| Source data |
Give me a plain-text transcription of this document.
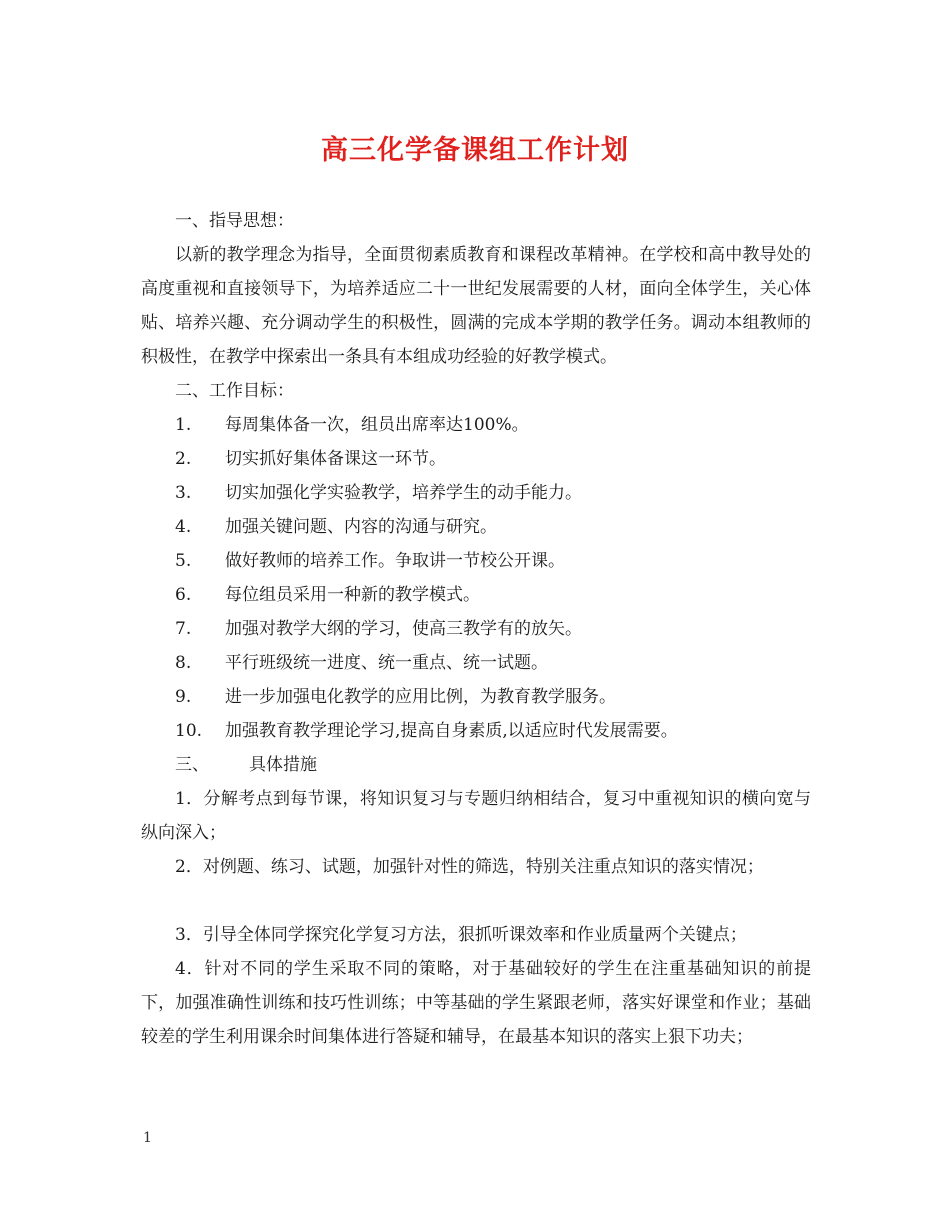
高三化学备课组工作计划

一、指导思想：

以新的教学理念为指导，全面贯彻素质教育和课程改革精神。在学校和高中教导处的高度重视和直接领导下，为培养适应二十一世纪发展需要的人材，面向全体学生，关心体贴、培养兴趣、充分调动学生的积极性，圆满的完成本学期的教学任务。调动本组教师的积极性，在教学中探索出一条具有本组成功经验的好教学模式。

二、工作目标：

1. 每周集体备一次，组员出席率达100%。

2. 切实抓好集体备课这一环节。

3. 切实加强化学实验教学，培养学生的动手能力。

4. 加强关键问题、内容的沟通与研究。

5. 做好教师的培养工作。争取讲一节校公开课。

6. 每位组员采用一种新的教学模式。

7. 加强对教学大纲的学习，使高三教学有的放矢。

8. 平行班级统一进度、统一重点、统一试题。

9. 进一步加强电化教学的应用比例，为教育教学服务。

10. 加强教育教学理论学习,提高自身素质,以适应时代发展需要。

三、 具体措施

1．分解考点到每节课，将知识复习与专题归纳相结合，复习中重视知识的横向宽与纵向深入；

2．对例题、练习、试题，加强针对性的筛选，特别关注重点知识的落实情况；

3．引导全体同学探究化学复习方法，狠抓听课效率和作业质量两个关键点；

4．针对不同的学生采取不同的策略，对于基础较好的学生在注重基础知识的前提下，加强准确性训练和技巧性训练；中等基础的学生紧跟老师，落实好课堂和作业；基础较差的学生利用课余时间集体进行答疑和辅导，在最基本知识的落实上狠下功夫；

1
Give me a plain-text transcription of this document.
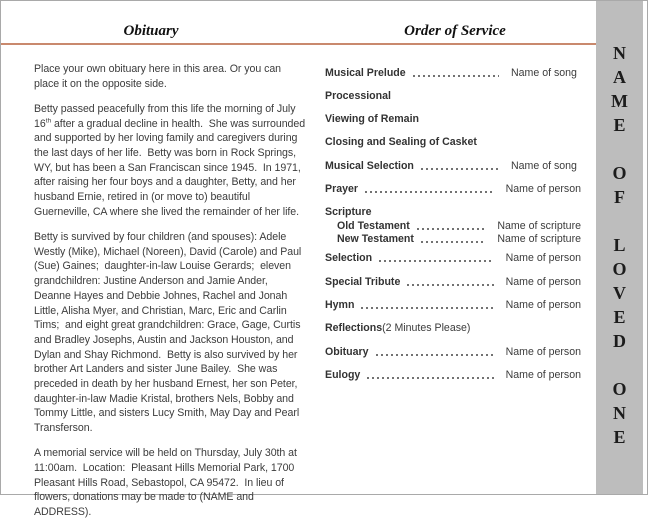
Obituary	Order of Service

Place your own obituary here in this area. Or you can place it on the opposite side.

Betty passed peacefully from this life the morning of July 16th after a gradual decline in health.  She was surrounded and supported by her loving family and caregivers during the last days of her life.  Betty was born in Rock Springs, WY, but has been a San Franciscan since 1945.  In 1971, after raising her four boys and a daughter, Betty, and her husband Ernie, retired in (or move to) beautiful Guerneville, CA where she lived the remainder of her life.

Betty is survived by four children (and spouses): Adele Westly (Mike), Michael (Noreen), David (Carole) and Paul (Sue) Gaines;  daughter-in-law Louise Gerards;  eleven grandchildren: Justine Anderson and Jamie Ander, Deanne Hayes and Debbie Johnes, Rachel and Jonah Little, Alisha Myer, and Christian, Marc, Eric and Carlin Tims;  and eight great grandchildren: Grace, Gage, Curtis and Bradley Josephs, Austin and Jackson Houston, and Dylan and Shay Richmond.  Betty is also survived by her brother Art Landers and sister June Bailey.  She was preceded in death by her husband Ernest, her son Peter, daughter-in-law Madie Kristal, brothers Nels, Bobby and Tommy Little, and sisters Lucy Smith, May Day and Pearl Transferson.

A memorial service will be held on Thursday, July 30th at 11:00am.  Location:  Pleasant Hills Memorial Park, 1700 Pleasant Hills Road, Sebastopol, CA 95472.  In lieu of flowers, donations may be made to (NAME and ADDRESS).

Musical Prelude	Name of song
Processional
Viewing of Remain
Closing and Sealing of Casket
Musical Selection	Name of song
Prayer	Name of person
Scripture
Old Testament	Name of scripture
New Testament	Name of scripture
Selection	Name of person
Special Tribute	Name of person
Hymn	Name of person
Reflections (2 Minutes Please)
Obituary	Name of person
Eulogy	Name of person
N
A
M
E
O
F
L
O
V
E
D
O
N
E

| Goal of the exercise |
Omitting all images, print the listing exactly.

| The solution |
Give me a plain-text transcription of this document.
高三化学备课组工作计划

一、指导思想：

以新的教学理念为指导，全面贯彻素质教育和课程改革精神。在学校和高中教导处的高度重视和直接领导下，为培养适应二十一世纪发展需要的人材，面向全体学生，关心体贴、培养兴趣、充分调动学生的积极性，圆满的完成本学期的教学任务。调动本组教师的积极性，在教学中探索出一条具有本组成功经验的好教学模式。

二、工作目标：

1. 每周集体备一次，组员出席率达100%。

2. 切实抓好集体备课这一环节。

3. 切实加强化学实验教学，培养学生的动手能力。

4. 加强关键问题、内容的沟通与研究。

5. 做好教师的培养工作。争取讲一节校公开课。

6. 每位组员采用一种新的教学模式。

7. 加强对教学大纲的学习，使高三教学有的放矢。

8. 平行班级统一进度、统一重点、统一试题。

9. 进一步加强电化教学的应用比例，为教育教学服务。

10. 加强教育教学理论学习,提高自身素质,以适应时代发展需要。

三、 具体措施

1．分解考点到每节课，将知识复习与专题归纳相结合，复习中重视知识的横向宽与纵向深入；

2．对例题、练习、试题，加强针对性的筛选，特别关注重点知识的落实情况；

3．引导全体同学探究化学复习方法，狠抓听课效率和作业质量两个关键点；

4．针对不同的学生采取不同的策略，对于基础较好的学生在注重基础知识的前提下，加强准确性训练和技巧性训练；中等基础的学生紧跟老师，落实好课堂和作业；基础较差的学生利用课余时间集体进行答疑和辅导，在最基本知识的落实上狠下功夫；

1
Give me a plain-text transcription of this document.
Obituary	Order of Service

Place your own obituary here in this area. Or you can place it on the opposite side.

Betty passed peacefully from this life the morning of July 16th after a gradual decline in health.  She was surrounded and supported by her loving family and caregivers during the last days of her life.  Betty was born in Rock Springs, WY, but has been a San Franciscan since 1945.  In 1971, after raising her four boys and a daughter, Betty, and her husband Ernie, retired in (or move to) beautiful Guerneville, CA where she lived the remainder of her life.

Betty is survived by four children (and spouses): Adele Westly (Mike), Michael (Noreen), David (Carole) and Paul (Sue) Gaines;  daughter-in-law Louise Gerards;  eleven grandchildren: Justine Anderson and Jamie Ander, Deanne Hayes and Debbie Johnes, Rachel and Jonah Little, Alisha Myer, and Christian, Marc, Eric and Carlin Tims;  and eight great grandchildren: Grace, Gage, Curtis and Bradley Josephs, Austin and Jackson Houston, and Dylan and Shay Richmond.  Betty is also survived by her brother Art Landers and sister June Bailey.  She was preceded in death by her husband Ernest, her son Peter, daughter-in-law Madie Kristal, brothers Nels, Bobby and Tommy Little, and sisters Lucy Smith, May Day and Pearl Transferson.

A memorial service will be held on Thursday, July 30th at 11:00am.  Location:  Pleasant Hills Memorial Park, 1700 Pleasant Hills Road, Sebastopol, CA 95472.  In lieu of flowers, donations may be made to (NAME and ADDRESS).

Musical Prelude	Name of song
Processional
Viewing of Remain
Closing and Sealing of Casket
Musical Selection	Name of song
Prayer	Name of person
Scripture
Old Testament	Name of scripture
New Testament	Name of scripture
Selection	Name of person
Special Tribute	Name of person
Hymn	Name of person
Reflections (2 Minutes Please)
Obituary	Name of person
Eulogy	Name of person
N
A
M
E
O
F
L
O
V
E
D
O
N
E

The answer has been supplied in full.